● Required work
Determine the number of lines containing the word "name", and state that figure alone.

● Dataset excerpts
Start

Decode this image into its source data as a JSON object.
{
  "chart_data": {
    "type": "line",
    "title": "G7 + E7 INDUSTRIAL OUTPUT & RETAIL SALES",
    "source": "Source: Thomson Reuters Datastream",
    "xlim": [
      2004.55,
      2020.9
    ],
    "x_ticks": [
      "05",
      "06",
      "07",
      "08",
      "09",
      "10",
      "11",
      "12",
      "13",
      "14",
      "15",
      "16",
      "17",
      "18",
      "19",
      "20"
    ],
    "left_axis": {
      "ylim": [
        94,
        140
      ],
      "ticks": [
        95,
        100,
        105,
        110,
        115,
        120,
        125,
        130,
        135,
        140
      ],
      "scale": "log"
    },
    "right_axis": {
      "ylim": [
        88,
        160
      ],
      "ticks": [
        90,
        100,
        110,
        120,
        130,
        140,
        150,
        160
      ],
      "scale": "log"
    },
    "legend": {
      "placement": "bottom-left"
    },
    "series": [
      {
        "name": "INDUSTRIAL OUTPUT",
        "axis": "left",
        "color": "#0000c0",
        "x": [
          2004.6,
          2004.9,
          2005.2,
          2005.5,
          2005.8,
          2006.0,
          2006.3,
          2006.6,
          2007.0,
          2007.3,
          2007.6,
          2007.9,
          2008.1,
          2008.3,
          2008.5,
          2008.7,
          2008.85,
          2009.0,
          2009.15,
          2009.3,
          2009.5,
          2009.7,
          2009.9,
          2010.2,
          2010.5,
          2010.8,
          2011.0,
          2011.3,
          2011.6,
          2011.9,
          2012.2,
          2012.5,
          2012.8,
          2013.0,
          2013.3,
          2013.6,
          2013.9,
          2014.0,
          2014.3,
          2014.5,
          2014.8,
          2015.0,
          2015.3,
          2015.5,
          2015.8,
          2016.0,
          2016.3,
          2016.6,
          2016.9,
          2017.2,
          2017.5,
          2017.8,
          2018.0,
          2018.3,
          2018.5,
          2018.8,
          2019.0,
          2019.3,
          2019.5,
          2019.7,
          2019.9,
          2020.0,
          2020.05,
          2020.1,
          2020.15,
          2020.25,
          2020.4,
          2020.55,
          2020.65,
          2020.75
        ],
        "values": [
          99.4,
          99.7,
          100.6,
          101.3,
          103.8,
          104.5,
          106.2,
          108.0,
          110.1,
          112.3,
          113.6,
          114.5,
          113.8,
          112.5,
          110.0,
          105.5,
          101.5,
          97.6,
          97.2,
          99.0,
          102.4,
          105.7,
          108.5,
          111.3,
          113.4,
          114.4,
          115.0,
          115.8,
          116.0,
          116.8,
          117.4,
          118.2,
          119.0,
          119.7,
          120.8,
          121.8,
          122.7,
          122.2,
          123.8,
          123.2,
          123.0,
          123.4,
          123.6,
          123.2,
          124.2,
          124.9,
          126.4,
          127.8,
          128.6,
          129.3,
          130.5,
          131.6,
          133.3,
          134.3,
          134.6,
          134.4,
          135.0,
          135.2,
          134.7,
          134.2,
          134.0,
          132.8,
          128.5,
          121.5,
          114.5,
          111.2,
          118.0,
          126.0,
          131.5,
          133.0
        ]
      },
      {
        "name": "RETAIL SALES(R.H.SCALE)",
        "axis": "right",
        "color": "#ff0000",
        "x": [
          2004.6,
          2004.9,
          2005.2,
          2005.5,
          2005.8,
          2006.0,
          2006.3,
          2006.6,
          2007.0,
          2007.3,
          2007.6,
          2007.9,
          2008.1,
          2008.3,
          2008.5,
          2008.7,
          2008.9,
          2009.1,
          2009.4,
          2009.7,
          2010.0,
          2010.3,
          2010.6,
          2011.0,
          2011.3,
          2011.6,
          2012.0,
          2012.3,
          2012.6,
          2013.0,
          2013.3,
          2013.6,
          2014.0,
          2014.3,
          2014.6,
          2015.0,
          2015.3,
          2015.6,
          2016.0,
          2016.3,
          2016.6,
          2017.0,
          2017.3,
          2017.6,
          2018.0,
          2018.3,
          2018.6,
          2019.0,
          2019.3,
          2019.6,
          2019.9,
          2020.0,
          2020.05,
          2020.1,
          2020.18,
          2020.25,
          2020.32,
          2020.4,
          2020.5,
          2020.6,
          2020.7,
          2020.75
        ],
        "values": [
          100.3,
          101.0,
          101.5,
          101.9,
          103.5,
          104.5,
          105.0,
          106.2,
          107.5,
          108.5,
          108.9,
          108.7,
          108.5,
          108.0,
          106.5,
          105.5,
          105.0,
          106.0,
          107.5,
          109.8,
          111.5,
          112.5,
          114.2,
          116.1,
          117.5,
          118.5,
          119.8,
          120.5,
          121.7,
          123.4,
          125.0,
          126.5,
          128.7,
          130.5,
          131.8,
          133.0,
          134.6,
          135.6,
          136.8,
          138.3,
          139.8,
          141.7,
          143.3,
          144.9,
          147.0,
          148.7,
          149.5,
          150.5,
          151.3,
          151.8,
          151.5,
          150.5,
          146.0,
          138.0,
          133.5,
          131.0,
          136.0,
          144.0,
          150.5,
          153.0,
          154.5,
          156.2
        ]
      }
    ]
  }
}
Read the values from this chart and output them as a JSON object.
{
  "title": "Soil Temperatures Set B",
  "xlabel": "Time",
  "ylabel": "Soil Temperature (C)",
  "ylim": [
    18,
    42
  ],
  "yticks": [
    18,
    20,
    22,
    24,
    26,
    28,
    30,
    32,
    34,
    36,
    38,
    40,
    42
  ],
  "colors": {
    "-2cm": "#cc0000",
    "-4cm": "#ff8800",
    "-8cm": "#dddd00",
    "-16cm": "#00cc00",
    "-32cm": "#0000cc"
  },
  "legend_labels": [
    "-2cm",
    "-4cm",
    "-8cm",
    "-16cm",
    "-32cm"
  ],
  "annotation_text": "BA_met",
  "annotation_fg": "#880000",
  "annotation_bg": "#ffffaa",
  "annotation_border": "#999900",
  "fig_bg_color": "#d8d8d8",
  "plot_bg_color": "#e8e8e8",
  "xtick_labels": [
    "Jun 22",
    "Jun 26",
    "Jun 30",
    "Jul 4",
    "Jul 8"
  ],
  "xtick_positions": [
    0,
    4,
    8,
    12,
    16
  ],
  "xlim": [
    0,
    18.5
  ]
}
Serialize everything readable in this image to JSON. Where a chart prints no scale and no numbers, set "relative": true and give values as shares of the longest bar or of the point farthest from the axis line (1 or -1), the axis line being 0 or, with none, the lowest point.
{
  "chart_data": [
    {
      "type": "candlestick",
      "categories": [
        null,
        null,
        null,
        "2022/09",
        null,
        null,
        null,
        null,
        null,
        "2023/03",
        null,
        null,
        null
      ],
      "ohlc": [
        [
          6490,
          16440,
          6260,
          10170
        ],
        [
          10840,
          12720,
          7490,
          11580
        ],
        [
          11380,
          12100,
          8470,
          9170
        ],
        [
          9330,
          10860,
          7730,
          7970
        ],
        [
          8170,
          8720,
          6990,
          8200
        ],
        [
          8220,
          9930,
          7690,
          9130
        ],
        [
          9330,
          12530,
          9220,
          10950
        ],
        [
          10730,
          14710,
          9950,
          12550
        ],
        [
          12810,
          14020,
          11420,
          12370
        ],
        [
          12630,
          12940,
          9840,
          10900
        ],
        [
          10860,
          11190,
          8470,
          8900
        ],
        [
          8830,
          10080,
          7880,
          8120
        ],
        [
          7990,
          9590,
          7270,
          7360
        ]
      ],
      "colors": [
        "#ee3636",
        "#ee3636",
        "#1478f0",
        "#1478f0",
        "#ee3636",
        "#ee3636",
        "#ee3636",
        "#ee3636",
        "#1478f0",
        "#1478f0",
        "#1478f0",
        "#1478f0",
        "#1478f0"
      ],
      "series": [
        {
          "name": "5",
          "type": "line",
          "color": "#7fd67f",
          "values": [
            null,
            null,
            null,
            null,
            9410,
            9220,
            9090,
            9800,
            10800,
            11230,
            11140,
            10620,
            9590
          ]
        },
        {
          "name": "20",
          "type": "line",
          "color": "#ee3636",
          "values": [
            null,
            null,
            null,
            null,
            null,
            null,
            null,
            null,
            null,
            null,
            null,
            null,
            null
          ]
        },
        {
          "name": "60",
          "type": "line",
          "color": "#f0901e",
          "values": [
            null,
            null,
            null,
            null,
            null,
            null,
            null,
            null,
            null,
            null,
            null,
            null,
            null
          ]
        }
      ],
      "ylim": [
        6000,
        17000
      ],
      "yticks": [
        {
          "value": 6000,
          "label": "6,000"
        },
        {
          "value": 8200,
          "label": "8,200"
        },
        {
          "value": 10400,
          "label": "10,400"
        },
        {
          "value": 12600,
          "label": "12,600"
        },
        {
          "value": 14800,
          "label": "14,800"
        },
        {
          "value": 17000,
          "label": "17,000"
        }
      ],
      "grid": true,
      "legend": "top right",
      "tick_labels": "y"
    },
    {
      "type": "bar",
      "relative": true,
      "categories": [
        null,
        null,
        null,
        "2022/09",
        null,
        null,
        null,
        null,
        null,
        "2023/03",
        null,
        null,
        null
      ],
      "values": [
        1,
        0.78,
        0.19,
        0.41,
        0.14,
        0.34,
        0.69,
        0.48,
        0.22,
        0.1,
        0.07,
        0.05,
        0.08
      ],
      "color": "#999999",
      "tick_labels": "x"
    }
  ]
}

End

● Output of the task
5